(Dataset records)
※ ※ ※

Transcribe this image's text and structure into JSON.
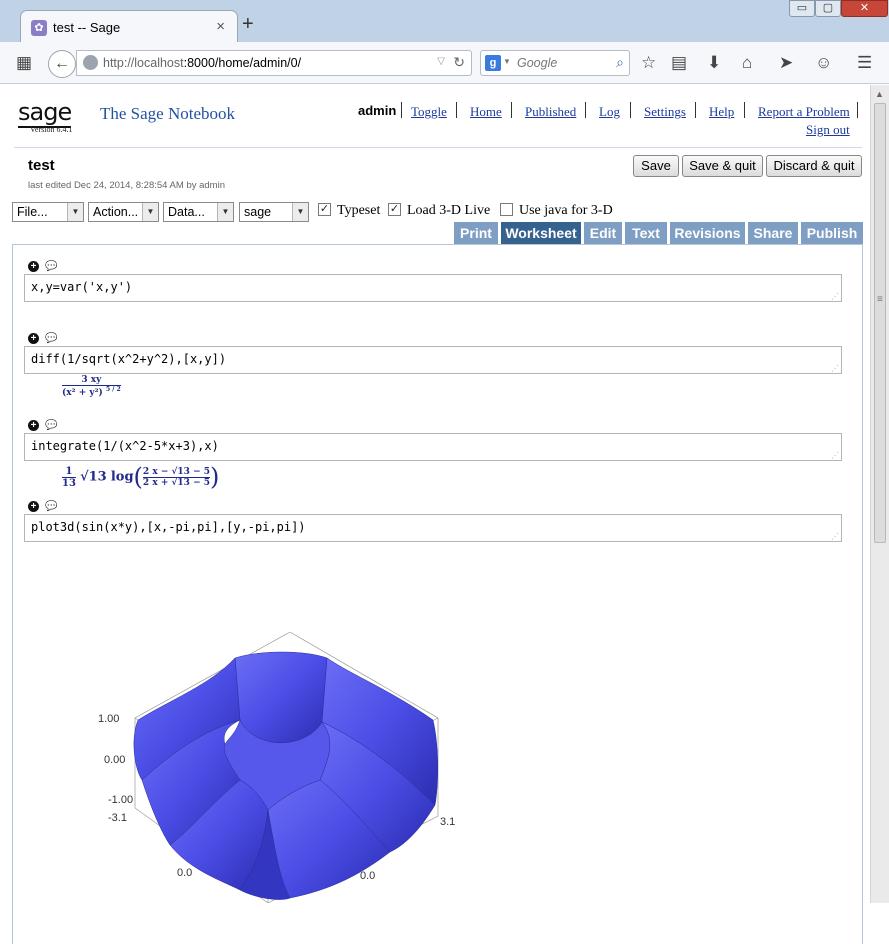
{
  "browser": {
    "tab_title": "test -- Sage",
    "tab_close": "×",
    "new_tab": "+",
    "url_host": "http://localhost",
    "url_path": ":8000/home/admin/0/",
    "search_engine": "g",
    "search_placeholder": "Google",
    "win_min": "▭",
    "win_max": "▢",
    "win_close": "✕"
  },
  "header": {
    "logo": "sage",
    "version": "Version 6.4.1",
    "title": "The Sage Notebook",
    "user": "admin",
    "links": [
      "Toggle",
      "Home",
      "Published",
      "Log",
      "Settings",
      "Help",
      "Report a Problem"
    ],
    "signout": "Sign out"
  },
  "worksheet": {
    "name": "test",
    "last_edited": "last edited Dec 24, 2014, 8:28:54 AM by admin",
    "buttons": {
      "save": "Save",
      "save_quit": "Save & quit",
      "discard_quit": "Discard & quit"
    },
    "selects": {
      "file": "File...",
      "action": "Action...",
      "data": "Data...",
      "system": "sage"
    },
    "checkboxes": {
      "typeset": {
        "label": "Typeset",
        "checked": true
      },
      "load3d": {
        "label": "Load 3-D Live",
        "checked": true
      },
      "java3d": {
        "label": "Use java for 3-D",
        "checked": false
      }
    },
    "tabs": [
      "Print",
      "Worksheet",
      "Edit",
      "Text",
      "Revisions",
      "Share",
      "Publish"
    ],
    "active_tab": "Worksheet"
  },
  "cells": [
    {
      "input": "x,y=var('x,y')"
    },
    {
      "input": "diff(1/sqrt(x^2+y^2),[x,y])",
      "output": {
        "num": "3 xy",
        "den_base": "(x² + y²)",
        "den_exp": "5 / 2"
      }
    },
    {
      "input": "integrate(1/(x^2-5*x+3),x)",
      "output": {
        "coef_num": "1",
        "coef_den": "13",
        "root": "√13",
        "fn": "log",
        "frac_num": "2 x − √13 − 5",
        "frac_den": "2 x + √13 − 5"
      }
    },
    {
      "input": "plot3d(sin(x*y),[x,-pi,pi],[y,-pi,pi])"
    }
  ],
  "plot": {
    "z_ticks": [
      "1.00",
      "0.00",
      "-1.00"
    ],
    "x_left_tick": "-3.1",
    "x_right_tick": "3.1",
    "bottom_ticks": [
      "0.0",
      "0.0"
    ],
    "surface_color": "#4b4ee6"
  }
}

※ ※ ※

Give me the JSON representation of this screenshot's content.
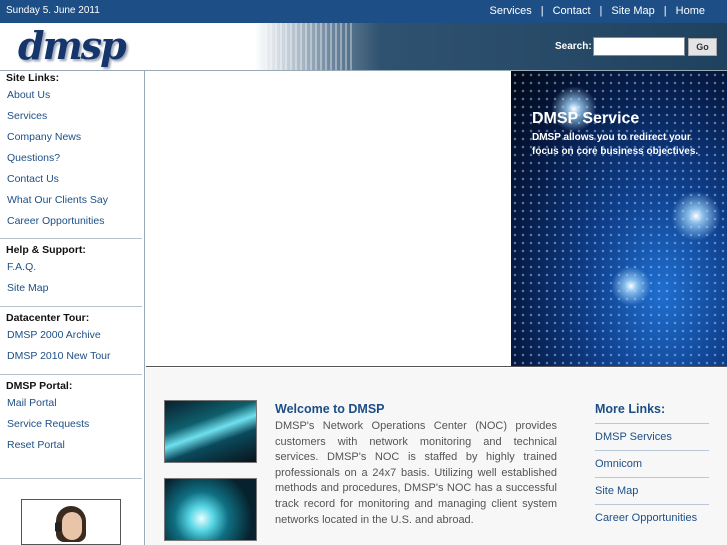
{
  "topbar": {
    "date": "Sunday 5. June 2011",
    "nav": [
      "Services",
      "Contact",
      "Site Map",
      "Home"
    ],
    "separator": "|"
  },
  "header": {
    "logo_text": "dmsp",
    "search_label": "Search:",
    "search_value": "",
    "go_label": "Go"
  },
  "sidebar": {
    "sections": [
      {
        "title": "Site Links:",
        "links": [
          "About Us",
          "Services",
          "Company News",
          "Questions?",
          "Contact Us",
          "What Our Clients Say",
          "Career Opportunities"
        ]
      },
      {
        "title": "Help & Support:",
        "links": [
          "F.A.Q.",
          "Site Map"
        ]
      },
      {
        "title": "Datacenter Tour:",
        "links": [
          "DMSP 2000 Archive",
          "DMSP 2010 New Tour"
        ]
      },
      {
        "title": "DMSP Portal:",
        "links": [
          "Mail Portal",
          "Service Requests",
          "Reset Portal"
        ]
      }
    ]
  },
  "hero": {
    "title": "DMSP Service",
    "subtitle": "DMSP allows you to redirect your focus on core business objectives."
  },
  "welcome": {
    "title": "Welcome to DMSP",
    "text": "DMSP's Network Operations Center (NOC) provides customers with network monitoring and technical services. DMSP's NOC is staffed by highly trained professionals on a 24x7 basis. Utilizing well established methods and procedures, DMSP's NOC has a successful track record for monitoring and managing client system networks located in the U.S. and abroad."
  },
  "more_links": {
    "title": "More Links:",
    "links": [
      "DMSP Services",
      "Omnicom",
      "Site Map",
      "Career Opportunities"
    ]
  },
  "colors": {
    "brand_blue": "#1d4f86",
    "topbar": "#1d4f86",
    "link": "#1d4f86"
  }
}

※ ※ ※

• _STATED EXERCISE_: Where a line above contains the word "this", copy that line.

• _RESPONSE_:
Transcribe this image's text and structure into JSON.
Give me the JSON representation of this screenshot's content.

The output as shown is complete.